Material shown:
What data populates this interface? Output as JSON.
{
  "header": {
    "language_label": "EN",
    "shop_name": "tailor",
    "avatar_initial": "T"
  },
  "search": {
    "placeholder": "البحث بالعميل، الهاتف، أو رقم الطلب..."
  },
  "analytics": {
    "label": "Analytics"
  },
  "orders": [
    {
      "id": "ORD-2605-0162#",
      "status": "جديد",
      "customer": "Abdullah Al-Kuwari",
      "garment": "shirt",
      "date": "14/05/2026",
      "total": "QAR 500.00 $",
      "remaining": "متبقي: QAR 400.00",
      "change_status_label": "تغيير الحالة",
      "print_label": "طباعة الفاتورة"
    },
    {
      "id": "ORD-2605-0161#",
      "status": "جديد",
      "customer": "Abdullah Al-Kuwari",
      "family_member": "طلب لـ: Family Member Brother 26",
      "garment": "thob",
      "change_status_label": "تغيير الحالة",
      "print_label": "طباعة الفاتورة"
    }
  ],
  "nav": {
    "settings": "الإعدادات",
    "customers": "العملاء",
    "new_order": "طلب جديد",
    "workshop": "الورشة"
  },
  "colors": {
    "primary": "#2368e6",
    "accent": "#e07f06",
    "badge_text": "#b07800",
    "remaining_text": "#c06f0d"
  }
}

The exercise:
Quote every entry exactly.

Answer for the task:
What data populates this interface? Output as JSON.
{
  "header": {
    "language_label": "EN",
    "shop_name": "tailor",
    "avatar_initial": "T"
  },
  "search": {
    "placeholder": "البحث بالعميل، الهاتف، أو رقم الطلب..."
  },
  "analytics": {
    "label": "Analytics"
  },
  "orders": [
    {
      "id": "ORD-2605-0162#",
      "status": "جديد",
      "customer": "Abdullah Al-Kuwari",
      "garment": "shirt",
      "date": "14/05/2026",
      "total": "QAR 500.00 $",
      "remaining": "متبقي: QAR 400.00",
      "change_status_label": "تغيير الحالة",
      "print_label": "طباعة الفاتورة"
    },
    {
      "id": "ORD-2605-0161#",
      "status": "جديد",
      "customer": "Abdullah Al-Kuwari",
      "family_member": "طلب لـ: Family Member Brother 26",
      "garment": "thob",
      "change_status_label": "تغيير الحالة",
      "print_label": "طباعة الفاتورة"
    }
  ],
  "nav": {
    "settings": "الإعدادات",
    "customers": "العملاء",
    "new_order": "طلب جديد",
    "workshop": "الورشة"
  },
  "colors": {
    "primary": "#2368e6",
    "accent": "#e07f06",
    "badge_text": "#b07800",
    "remaining_text": "#c06f0d"
  }
}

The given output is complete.